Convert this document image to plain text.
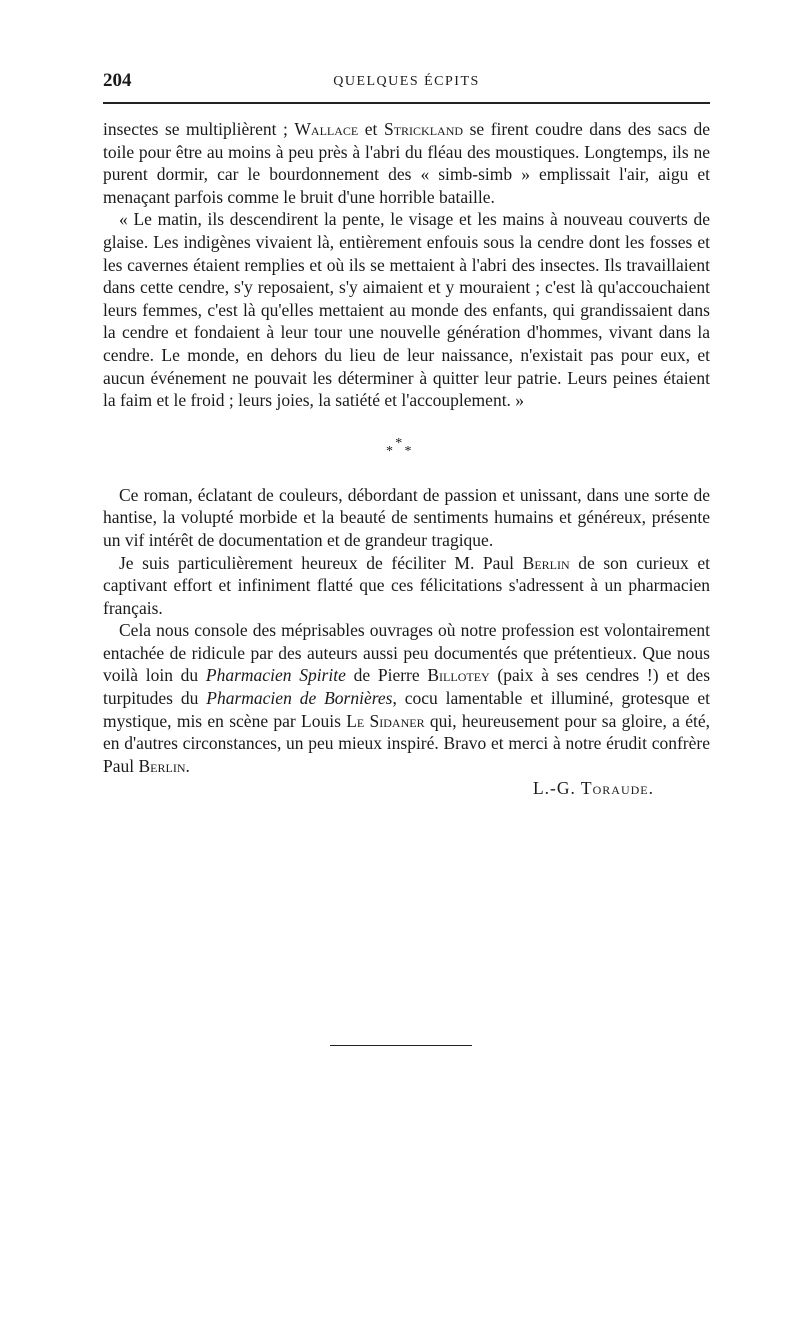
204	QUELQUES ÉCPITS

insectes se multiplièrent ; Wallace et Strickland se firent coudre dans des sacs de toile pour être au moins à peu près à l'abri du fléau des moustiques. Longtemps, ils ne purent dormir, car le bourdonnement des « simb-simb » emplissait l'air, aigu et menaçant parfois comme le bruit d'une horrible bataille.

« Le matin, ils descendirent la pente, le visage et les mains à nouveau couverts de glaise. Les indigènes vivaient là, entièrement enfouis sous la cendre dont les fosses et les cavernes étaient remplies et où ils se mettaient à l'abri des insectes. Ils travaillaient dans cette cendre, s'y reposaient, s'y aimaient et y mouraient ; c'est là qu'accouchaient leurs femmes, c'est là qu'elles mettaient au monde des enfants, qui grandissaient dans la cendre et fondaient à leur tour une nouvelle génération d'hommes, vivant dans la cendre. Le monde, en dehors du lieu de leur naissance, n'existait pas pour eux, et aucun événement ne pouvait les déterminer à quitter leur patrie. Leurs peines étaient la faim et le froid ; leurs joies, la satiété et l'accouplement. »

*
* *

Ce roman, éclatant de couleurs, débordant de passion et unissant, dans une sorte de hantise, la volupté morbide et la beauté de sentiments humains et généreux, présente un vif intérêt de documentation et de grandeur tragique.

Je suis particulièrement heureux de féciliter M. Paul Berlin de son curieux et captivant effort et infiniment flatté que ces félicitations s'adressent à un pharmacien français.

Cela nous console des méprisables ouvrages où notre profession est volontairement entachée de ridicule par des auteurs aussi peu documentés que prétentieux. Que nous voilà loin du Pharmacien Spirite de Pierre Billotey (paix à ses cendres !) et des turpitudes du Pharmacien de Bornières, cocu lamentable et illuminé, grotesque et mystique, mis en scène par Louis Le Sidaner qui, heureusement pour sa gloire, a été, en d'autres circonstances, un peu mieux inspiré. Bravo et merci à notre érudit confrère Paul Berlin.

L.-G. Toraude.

· · ·

# Problem description
Copy the records above exactly. The pictures are not part of the copy.

# Correct response
Convert this document image to plain text.
204	QUELQUES ÉCPITS

insectes se multiplièrent ; Wallace et Strickland se firent coudre dans des sacs de toile pour être au moins à peu près à l'abri du fléau des moustiques. Longtemps, ils ne purent dormir, car le bourdonnement des « simb-simb » emplissait l'air, aigu et menaçant parfois comme le bruit d'une horrible bataille.

« Le matin, ils descendirent la pente, le visage et les mains à nouveau couverts de glaise. Les indigènes vivaient là, entièrement enfouis sous la cendre dont les fosses et les cavernes étaient remplies et où ils se mettaient à l'abri des insectes. Ils travaillaient dans cette cendre, s'y reposaient, s'y aimaient et y mouraient ; c'est là qu'accouchaient leurs femmes, c'est là qu'elles mettaient au monde des enfants, qui grandissaient dans la cendre et fondaient à leur tour une nouvelle génération d'hommes, vivant dans la cendre. Le monde, en dehors du lieu de leur naissance, n'existait pas pour eux, et aucun événement ne pouvait les déterminer à quitter leur patrie. Leurs peines étaient la faim et le froid ; leurs joies, la satiété et l'accouplement. »

*
* *

Ce roman, éclatant de couleurs, débordant de passion et unissant, dans une sorte de hantise, la volupté morbide et la beauté de sentiments humains et généreux, présente un vif intérêt de documentation et de grandeur tragique.

Je suis particulièrement heureux de féciliter M. Paul Berlin de son curieux et captivant effort et infiniment flatté que ces félicitations s'adressent à un pharmacien français.

Cela nous console des méprisables ouvrages où notre profession est volontairement entachée de ridicule par des auteurs aussi peu documentés que prétentieux. Que nous voilà loin du Pharmacien Spirite de Pierre Billotey (paix à ses cendres !) et des turpitudes du Pharmacien de Bornières, cocu lamentable et illuminé, grotesque et mystique, mis en scène par Louis Le Sidaner qui, heureusement pour sa gloire, a été, en d'autres circonstances, un peu mieux inspiré. Bravo et merci à notre érudit confrère Paul Berlin.

L.-G. Toraude.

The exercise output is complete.